■ **WHAT YOU HAVE TO DO**:
Print the listing below exactly.

■ **DATASET ENTRIES**:
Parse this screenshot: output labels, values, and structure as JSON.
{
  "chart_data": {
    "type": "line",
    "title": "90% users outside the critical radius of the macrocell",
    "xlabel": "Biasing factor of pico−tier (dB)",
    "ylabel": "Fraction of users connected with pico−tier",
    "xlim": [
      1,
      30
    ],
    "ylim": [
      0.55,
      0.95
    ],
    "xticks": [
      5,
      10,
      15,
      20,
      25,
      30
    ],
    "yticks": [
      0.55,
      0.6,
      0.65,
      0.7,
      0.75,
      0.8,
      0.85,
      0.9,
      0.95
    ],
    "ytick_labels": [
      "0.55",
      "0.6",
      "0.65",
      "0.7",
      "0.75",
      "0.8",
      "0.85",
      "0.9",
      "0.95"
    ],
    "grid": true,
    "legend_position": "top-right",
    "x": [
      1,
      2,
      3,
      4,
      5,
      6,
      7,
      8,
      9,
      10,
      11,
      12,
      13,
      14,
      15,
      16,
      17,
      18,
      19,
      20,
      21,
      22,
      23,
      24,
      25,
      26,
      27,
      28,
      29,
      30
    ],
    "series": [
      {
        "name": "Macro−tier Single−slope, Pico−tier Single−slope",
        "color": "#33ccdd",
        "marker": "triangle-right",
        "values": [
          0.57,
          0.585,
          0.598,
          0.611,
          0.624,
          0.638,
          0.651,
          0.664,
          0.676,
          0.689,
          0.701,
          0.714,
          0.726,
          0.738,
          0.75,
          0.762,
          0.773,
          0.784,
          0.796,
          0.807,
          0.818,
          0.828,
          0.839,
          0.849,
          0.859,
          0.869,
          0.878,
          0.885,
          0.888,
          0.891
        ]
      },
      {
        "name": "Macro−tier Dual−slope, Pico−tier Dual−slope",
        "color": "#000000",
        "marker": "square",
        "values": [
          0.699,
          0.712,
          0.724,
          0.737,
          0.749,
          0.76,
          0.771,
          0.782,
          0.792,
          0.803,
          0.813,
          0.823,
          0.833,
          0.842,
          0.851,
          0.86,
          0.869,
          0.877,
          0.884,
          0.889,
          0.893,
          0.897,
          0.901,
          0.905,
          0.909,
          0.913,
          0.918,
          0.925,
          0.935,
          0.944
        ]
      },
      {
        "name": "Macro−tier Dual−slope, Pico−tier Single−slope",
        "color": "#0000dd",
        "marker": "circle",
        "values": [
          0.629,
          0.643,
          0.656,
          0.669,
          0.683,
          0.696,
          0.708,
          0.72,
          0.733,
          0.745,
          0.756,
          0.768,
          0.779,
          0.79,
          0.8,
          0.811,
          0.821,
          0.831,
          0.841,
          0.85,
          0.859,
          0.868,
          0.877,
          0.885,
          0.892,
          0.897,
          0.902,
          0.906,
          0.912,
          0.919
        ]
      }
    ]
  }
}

■ **THE OUTPUT**:
Parse this screenshot: output labels, values, and structure as JSON.
{
  "chart_data": {
    "type": "line",
    "title": "90% users outside the critical radius of the macrocell",
    "xlabel": "Biasing factor of pico−tier (dB)",
    "ylabel": "Fraction of users connected with pico−tier",
    "xlim": [
      1,
      30
    ],
    "ylim": [
      0.55,
      0.95
    ],
    "xticks": [
      5,
      10,
      15,
      20,
      25,
      30
    ],
    "yticks": [
      0.55,
      0.6,
      0.65,
      0.7,
      0.75,
      0.8,
      0.85,
      0.9,
      0.95
    ],
    "ytick_labels": [
      "0.55",
      "0.6",
      "0.65",
      "0.7",
      "0.75",
      "0.8",
      "0.85",
      "0.9",
      "0.95"
    ],
    "grid": true,
    "legend_position": "top-right",
    "x": [
      1,
      2,
      3,
      4,
      5,
      6,
      7,
      8,
      9,
      10,
      11,
      12,
      13,
      14,
      15,
      16,
      17,
      18,
      19,
      20,
      21,
      22,
      23,
      24,
      25,
      26,
      27,
      28,
      29,
      30
    ],
    "series": [
      {
        "name": "Macro−tier Single−slope, Pico−tier Single−slope",
        "color": "#33ccdd",
        "marker": "triangle-right",
        "values": [
          0.57,
          0.585,
          0.598,
          0.611,
          0.624,
          0.638,
          0.651,
          0.664,
          0.676,
          0.689,
          0.701,
          0.714,
          0.726,
          0.738,
          0.75,
          0.762,
          0.773,
          0.784,
          0.796,
          0.807,
          0.818,
          0.828,
          0.839,
          0.849,
          0.859,
          0.869,
          0.878,
          0.885,
          0.888,
          0.891
        ]
      },
      {
        "name": "Macro−tier Dual−slope, Pico−tier Dual−slope",
        "color": "#000000",
        "marker": "square",
        "values": [
          0.699,
          0.712,
          0.724,
          0.737,
          0.749,
          0.76,
          0.771,
          0.782,
          0.792,
          0.803,
          0.813,
          0.823,
          0.833,
          0.842,
          0.851,
          0.86,
          0.869,
          0.877,
          0.884,
          0.889,
          0.893,
          0.897,
          0.901,
          0.905,
          0.909,
          0.913,
          0.918,
          0.925,
          0.935,
          0.944
        ]
      },
      {
        "name": "Macro−tier Dual−slope, Pico−tier Single−slope",
        "color": "#0000dd",
        "marker": "circle",
        "values": [
          0.629,
          0.643,
          0.656,
          0.669,
          0.683,
          0.696,
          0.708,
          0.72,
          0.733,
          0.745,
          0.756,
          0.768,
          0.779,
          0.79,
          0.8,
          0.811,
          0.821,
          0.831,
          0.841,
          0.85,
          0.859,
          0.868,
          0.877,
          0.885,
          0.892,
          0.897,
          0.902,
          0.906,
          0.912,
          0.919
        ]
      }
    ]
  }
}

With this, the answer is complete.